> [Task]: Please rename each occurrence of "folder-icon" to "directory-icon" throughout the rows below, and give the rows back with nothing else changed.

____ Material provided

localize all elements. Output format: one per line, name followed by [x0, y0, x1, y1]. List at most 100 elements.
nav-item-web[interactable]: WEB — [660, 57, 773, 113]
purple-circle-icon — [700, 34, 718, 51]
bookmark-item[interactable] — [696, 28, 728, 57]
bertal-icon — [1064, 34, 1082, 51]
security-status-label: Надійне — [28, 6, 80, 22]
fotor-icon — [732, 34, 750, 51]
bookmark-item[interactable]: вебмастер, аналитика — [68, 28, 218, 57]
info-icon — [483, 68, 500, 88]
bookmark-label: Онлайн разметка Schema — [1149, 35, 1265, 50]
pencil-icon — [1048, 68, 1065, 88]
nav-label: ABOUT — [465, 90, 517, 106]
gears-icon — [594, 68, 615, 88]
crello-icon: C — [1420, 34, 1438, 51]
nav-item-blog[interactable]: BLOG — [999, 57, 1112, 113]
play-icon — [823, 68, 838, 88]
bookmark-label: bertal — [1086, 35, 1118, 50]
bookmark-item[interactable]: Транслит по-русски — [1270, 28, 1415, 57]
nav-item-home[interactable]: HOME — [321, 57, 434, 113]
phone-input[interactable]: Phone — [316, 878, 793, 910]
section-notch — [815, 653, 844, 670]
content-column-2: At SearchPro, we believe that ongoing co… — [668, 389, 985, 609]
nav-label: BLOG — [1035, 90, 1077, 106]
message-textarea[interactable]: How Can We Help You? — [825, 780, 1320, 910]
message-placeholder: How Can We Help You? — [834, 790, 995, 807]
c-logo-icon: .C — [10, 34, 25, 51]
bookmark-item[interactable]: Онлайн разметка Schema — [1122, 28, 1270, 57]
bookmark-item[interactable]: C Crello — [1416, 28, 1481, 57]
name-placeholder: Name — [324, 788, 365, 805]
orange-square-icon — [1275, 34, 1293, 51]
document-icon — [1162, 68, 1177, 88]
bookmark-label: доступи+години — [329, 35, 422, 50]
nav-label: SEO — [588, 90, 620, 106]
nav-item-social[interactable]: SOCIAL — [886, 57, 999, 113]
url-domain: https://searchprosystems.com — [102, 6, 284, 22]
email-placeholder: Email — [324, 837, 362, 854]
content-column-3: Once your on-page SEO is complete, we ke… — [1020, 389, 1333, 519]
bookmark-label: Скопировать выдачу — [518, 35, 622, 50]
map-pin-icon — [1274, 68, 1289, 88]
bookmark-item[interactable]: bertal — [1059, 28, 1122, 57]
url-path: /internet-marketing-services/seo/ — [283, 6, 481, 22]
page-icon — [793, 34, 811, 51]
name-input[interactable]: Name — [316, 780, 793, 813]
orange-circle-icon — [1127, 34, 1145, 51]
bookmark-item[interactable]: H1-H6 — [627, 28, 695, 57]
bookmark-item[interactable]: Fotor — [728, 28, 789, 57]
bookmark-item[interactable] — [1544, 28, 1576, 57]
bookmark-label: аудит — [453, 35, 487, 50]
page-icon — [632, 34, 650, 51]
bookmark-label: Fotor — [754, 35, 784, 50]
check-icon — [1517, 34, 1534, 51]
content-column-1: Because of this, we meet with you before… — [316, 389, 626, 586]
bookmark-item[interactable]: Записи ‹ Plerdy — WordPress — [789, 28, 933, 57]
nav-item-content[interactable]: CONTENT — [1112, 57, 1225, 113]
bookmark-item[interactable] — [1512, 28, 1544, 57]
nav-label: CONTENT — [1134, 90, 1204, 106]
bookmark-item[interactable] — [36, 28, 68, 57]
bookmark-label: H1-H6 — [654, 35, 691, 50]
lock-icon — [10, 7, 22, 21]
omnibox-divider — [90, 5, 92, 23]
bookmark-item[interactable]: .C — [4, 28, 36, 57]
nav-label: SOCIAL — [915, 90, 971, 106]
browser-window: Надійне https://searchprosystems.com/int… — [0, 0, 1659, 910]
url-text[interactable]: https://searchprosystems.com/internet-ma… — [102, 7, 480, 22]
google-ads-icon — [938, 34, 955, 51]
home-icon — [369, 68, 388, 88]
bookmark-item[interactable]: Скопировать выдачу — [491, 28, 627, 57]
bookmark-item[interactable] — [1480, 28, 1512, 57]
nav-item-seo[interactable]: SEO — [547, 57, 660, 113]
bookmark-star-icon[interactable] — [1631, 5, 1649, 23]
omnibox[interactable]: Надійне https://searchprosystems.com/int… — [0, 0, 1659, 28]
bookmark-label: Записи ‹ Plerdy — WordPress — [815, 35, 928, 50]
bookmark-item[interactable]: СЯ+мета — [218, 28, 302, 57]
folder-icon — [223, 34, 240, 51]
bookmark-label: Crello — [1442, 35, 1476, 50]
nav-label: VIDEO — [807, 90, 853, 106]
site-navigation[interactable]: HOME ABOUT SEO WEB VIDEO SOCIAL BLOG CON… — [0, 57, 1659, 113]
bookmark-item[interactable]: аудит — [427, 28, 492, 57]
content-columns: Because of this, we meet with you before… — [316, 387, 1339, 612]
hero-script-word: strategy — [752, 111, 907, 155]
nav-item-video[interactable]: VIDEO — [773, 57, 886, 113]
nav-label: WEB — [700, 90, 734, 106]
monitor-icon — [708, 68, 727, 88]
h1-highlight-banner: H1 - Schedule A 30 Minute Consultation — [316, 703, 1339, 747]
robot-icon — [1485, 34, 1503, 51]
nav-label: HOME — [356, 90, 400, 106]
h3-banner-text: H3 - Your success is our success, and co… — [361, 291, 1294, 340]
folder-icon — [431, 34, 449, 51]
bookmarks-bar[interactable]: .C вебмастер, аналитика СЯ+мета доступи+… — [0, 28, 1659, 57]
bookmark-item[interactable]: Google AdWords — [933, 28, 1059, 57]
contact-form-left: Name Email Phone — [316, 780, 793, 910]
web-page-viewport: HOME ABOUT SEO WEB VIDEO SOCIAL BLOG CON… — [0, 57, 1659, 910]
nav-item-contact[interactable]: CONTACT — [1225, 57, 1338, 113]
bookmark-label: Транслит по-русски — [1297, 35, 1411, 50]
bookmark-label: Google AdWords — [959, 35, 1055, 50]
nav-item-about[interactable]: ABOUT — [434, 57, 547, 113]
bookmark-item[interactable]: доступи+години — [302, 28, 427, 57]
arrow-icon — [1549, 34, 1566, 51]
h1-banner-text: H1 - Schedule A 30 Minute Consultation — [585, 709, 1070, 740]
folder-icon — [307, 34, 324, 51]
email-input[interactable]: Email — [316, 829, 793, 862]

________

> [Finished task]:
localize all elements. Output format: one per line, name followed by [x0, y0, x1, y1]. List at most 100 elements.
nav-item-web[interactable]: WEB — [660, 57, 773, 113]
purple-circle-icon — [700, 34, 718, 51]
bookmark-item[interactable] — [696, 28, 728, 57]
bertal-icon — [1064, 34, 1082, 51]
security-status-label: Надійне — [28, 6, 80, 22]
fotor-icon — [732, 34, 750, 51]
bookmark-item[interactable]: вебмастер, аналитика — [68, 28, 218, 57]
info-icon — [483, 68, 500, 88]
bookmark-label: Онлайн разметка Schema — [1149, 35, 1265, 50]
pencil-icon — [1048, 68, 1065, 88]
nav-label: ABOUT — [465, 90, 517, 106]
gears-icon — [594, 68, 615, 88]
crello-icon: C — [1420, 34, 1438, 51]
nav-item-blog[interactable]: BLOG — [999, 57, 1112, 113]
play-icon — [823, 68, 838, 88]
bookmark-label: bertal — [1086, 35, 1118, 50]
bookmark-item[interactable]: Транслит по-русски — [1270, 28, 1415, 57]
nav-item-home[interactable]: HOME — [321, 57, 434, 113]
phone-input[interactable]: Phone — [316, 878, 793, 910]
section-notch — [815, 653, 844, 670]
content-column-2: At SearchPro, we believe that ongoing co… — [668, 389, 985, 609]
nav-label: BLOG — [1035, 90, 1077, 106]
message-textarea[interactable]: How Can We Help You? — [825, 780, 1320, 910]
message-placeholder: How Can We Help You? — [834, 790, 995, 807]
c-logo-icon: .C — [10, 34, 25, 51]
bookmark-item[interactable]: Онлайн разметка Schema — [1122, 28, 1270, 57]
bookmark-item[interactable]: C Crello — [1416, 28, 1481, 57]
name-placeholder: Name — [324, 788, 365, 805]
orange-square-icon — [1275, 34, 1293, 51]
document-icon — [1162, 68, 1177, 88]
bookmark-label: доступи+години — [329, 35, 422, 50]
nav-label: SEO — [588, 90, 620, 106]
nav-item-social[interactable]: SOCIAL — [886, 57, 999, 113]
url-domain: https://searchprosystems.com — [102, 6, 284, 22]
email-placeholder: Email — [324, 837, 362, 854]
content-column-3: Once your on-page SEO is complete, we ke… — [1020, 389, 1333, 519]
bookmark-label: Скопировать выдачу — [518, 35, 622, 50]
map-pin-icon — [1274, 68, 1289, 88]
bookmark-item[interactable]: bertal — [1059, 28, 1122, 57]
url-path: /internet-marketing-services/seo/ — [283, 6, 481, 22]
page-icon — [793, 34, 811, 51]
name-input[interactable]: Name — [316, 780, 793, 813]
orange-circle-icon — [1127, 34, 1145, 51]
bookmark-item[interactable]: H1-H6 — [627, 28, 695, 57]
bookmark-item[interactable]: Fotor — [728, 28, 789, 57]
bookmark-item[interactable] — [1544, 28, 1576, 57]
bookmark-label: аудит — [453, 35, 487, 50]
page-icon — [632, 34, 650, 51]
bookmark-label: Fotor — [754, 35, 784, 50]
check-icon — [1517, 34, 1534, 51]
content-column-1: Because of this, we meet with you before… — [316, 389, 626, 586]
bookmark-item[interactable]: Записи ‹ Plerdy — WordPress — [789, 28, 933, 57]
nav-item-content[interactable]: CONTENT — [1112, 57, 1225, 113]
bookmark-item[interactable] — [1512, 28, 1544, 57]
nav-label: CONTENT — [1134, 90, 1204, 106]
bookmark-item[interactable] — [36, 28, 68, 57]
bookmark-label: H1-H6 — [654, 35, 691, 50]
lock-icon — [10, 7, 22, 21]
omnibox-divider — [90, 5, 92, 23]
bookmark-item[interactable]: .C — [4, 28, 36, 57]
nav-label: SOCIAL — [915, 90, 971, 106]
browser-window: Надійне https://searchprosystems.com/int… — [0, 0, 1659, 910]
url-text[interactable]: https://searchprosystems.com/internet-ma… — [102, 7, 480, 22]
google-ads-icon — [938, 34, 955, 51]
home-icon — [369, 68, 388, 88]
bookmark-item[interactable]: Скопировать выдачу — [491, 28, 627, 57]
bookmark-item[interactable] — [1480, 28, 1512, 57]
nav-item-seo[interactable]: SEO — [547, 57, 660, 113]
bookmark-star-icon[interactable] — [1631, 5, 1649, 23]
omnibox[interactable]: Надійне https://searchprosystems.com/int… — [0, 0, 1659, 28]
bookmark-label: Записи ‹ Plerdy — WordPress — [815, 35, 928, 50]
bookmark-item[interactable]: СЯ+мета — [218, 28, 302, 57]
directory-icon — [223, 34, 240, 51]
bookmark-label: Crello — [1442, 35, 1476, 50]
nav-label: VIDEO — [807, 90, 853, 106]
site-navigation[interactable]: HOME ABOUT SEO WEB VIDEO SOCIAL BLOG CON… — [0, 57, 1659, 113]
bookmark-item[interactable]: аудит — [427, 28, 492, 57]
content-columns: Because of this, we meet with you before… — [316, 387, 1339, 612]
hero-script-word: strategy — [752, 111, 907, 155]
nav-item-video[interactable]: VIDEO — [773, 57, 886, 113]
nav-label: WEB — [700, 90, 734, 106]
monitor-icon — [708, 68, 727, 88]
h1-highlight-banner: H1 - Schedule A 30 Minute Consultation — [316, 703, 1339, 747]
robot-icon — [1485, 34, 1503, 51]
nav-label: HOME — [356, 90, 400, 106]
h3-banner-text: H3 - Your success is our success, and co… — [361, 291, 1294, 340]
directory-icon — [431, 34, 449, 51]
bookmarks-bar[interactable]: .C вебмастер, аналитика СЯ+мета доступи+… — [0, 28, 1659, 57]
bookmark-item[interactable]: Google AdWords — [933, 28, 1059, 57]
contact-form-left: Name Email Phone — [316, 780, 793, 910]
web-page-viewport: HOME ABOUT SEO WEB VIDEO SOCIAL BLOG CON… — [0, 57, 1659, 910]
nav-item-contact[interactable]: CONTACT — [1225, 57, 1338, 113]
bookmark-label: Транслит по-русски — [1297, 35, 1411, 50]
bookmark-label: Google AdWords — [959, 35, 1055, 50]
nav-item-about[interactable]: ABOUT — [434, 57, 547, 113]
bookmark-item[interactable]: доступи+години — [302, 28, 427, 57]
arrow-icon — [1549, 34, 1566, 51]
h1-banner-text: H1 - Schedule A 30 Minute Consultation — [585, 709, 1070, 740]
directory-icon — [307, 34, 324, 51]
email-input[interactable]: Email — [316, 829, 793, 862]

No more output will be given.